[REQUIREMENTS] Which lines of the records contain "xlabel"? Collect every one of them.
===== ENTRIES SHOWN
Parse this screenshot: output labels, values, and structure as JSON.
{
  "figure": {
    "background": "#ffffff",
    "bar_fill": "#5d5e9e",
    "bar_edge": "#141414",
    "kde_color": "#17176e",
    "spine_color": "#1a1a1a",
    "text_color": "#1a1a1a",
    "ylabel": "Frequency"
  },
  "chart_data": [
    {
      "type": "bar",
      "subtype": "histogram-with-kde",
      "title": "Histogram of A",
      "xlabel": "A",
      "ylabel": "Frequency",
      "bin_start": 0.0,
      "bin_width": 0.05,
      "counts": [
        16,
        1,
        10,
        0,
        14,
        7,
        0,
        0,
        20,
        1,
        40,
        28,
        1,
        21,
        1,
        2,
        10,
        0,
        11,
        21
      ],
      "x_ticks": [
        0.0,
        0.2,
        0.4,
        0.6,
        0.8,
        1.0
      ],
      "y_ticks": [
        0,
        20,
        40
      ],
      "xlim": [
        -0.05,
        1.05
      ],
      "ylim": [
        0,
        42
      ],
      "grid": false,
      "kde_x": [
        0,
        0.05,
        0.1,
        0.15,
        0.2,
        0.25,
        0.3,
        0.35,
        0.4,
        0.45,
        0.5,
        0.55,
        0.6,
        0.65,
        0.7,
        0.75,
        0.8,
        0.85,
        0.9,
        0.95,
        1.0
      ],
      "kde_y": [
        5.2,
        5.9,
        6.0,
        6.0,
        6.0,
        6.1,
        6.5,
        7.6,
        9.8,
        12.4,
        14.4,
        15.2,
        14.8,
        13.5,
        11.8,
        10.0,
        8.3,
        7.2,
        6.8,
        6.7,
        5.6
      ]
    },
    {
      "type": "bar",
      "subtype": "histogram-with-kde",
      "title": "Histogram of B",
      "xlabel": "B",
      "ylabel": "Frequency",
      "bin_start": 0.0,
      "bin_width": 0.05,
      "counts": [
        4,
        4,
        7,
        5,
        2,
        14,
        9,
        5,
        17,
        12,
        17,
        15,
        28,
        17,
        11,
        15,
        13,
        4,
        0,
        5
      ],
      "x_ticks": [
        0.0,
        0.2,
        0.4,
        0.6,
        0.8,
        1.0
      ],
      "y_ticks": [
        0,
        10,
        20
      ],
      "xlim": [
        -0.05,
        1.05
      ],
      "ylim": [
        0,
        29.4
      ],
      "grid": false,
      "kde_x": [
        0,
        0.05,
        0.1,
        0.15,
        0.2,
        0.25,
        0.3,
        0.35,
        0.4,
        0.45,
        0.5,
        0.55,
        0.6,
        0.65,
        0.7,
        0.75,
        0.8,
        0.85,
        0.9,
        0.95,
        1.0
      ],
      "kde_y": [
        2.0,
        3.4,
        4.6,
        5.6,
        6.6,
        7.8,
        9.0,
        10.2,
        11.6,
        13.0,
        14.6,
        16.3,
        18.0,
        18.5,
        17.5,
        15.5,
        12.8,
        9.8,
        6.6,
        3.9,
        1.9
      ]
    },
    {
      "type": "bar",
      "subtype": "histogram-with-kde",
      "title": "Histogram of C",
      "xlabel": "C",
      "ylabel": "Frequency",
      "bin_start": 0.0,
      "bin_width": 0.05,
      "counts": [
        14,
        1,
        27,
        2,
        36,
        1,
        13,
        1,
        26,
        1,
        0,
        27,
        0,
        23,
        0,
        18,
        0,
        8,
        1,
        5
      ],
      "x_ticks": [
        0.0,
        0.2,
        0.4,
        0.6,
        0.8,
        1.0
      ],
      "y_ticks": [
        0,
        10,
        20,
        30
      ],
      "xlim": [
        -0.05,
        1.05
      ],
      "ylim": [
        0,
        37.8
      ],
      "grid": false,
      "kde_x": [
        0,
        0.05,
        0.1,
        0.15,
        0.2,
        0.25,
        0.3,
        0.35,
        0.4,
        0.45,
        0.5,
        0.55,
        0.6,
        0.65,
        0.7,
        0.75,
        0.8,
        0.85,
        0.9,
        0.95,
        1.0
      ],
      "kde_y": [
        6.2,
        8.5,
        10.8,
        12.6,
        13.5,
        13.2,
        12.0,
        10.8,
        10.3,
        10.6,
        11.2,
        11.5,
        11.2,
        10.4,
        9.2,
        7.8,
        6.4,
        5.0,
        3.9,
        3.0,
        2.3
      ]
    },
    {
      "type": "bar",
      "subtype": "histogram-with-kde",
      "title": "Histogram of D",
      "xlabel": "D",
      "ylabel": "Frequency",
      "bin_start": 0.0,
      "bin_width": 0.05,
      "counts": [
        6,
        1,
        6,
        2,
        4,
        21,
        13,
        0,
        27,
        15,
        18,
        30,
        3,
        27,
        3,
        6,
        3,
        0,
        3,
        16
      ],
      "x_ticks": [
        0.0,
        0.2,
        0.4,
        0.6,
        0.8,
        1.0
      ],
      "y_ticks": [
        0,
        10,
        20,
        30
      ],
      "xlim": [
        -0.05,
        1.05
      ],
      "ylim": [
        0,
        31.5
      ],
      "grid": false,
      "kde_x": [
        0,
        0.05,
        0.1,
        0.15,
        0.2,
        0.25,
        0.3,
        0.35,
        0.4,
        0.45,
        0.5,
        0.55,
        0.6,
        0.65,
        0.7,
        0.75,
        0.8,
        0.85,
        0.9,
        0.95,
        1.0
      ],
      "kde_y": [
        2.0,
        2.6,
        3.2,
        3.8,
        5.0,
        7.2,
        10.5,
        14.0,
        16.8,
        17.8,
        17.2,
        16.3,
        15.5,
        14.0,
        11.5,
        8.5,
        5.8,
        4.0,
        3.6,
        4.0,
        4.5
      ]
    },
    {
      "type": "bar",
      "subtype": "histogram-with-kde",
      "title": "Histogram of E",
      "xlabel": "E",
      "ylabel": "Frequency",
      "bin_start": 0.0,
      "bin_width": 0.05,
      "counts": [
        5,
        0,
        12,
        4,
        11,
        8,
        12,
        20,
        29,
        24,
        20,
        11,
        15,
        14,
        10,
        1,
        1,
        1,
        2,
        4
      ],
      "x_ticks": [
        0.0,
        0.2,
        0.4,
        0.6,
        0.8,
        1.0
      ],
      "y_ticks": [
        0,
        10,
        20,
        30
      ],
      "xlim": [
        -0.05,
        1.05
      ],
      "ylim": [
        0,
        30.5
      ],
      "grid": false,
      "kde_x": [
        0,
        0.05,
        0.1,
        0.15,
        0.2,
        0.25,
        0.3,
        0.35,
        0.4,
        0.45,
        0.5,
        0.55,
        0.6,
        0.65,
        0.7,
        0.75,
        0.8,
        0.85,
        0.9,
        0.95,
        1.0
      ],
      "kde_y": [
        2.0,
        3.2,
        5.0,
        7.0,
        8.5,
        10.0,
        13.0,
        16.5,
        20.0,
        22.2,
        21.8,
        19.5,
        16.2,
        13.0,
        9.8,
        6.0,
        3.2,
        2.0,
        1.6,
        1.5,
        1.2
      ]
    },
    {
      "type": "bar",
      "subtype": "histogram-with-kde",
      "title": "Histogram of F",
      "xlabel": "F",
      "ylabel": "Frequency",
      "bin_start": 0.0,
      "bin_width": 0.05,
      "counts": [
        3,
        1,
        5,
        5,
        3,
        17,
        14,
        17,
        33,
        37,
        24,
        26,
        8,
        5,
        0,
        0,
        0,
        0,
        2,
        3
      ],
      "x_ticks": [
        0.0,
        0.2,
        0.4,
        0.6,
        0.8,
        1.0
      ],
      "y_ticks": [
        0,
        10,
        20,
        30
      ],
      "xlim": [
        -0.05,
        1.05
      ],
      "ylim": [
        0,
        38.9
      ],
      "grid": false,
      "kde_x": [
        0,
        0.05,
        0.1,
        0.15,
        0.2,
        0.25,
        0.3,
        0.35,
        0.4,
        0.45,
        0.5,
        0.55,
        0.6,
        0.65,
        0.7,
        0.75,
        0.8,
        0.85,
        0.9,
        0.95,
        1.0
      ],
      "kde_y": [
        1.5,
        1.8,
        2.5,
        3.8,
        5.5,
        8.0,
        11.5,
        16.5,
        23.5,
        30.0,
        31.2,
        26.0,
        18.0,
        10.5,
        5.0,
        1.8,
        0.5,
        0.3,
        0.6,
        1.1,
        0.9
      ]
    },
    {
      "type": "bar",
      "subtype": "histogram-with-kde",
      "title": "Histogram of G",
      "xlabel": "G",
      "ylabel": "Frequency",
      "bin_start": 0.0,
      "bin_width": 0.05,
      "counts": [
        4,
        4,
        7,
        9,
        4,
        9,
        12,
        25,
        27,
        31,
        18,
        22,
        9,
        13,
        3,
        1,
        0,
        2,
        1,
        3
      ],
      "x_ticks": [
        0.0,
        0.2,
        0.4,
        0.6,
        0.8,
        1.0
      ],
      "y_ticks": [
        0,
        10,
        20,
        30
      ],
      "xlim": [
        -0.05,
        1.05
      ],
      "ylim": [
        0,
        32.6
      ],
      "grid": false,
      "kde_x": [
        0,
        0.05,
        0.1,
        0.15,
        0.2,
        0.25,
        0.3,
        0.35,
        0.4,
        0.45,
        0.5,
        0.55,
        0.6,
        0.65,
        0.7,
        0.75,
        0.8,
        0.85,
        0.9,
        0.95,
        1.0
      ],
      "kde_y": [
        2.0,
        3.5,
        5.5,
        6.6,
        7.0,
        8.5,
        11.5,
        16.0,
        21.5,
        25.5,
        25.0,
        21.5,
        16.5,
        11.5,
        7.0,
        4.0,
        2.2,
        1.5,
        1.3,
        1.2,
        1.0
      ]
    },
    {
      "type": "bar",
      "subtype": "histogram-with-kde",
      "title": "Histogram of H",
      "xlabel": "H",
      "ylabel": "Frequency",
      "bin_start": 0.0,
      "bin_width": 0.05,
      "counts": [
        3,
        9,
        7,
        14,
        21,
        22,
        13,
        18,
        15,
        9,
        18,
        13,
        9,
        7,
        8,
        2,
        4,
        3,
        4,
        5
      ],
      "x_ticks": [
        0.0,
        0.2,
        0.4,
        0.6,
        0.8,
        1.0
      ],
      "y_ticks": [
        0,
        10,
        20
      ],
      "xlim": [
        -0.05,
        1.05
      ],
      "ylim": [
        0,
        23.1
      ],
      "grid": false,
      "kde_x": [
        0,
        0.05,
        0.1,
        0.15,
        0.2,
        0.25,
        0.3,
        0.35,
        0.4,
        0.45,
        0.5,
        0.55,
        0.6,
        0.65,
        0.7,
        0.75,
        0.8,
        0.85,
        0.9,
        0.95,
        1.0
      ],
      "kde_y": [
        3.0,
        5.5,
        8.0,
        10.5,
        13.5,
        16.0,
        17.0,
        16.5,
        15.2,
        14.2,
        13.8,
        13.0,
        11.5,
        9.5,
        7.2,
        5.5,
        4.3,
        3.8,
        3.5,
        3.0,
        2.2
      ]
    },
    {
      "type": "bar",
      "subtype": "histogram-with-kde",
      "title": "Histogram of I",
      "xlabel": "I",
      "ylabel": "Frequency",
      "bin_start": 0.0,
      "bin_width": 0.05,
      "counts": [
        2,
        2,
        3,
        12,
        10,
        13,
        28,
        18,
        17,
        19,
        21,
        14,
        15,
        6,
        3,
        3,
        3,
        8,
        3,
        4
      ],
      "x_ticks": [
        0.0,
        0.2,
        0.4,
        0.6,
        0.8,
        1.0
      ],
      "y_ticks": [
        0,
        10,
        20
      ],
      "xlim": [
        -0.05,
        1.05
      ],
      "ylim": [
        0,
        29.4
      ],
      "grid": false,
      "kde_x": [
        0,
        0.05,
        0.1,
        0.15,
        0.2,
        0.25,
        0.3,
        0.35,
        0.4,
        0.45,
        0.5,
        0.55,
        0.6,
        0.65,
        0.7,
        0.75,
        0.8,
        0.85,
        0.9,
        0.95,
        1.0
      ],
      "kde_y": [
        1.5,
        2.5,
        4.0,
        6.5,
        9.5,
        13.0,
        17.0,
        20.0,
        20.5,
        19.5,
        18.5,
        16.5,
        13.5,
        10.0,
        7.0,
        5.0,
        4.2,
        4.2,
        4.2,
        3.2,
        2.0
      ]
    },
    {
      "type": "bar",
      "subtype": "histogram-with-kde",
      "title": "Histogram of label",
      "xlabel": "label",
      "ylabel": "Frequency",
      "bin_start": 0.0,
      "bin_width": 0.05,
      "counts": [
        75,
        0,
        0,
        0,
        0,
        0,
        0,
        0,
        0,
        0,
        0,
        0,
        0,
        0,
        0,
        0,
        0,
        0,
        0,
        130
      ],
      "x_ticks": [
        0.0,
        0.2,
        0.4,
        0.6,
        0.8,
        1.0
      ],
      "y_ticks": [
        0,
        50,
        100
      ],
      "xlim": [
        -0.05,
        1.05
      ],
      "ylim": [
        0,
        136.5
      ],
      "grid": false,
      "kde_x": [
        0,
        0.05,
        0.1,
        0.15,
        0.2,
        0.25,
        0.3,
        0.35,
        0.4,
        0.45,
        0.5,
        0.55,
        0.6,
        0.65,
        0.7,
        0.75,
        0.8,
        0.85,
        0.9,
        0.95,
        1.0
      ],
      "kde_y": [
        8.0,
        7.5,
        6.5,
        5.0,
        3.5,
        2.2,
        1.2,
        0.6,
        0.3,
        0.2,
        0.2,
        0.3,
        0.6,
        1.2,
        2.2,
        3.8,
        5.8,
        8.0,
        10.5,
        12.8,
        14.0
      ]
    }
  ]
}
==========
[EXERCISE SOLUTION]
      "xlabel": "A",
      "xlabel": "B",
      "xlabel": "C",
      "xlabel": "D",
      "xlabel": "E",
      "xlabel": "F",
      "xlabel": "G",
      "xlabel": "H",
      "xlabel": "I",
      "xlabel": "label",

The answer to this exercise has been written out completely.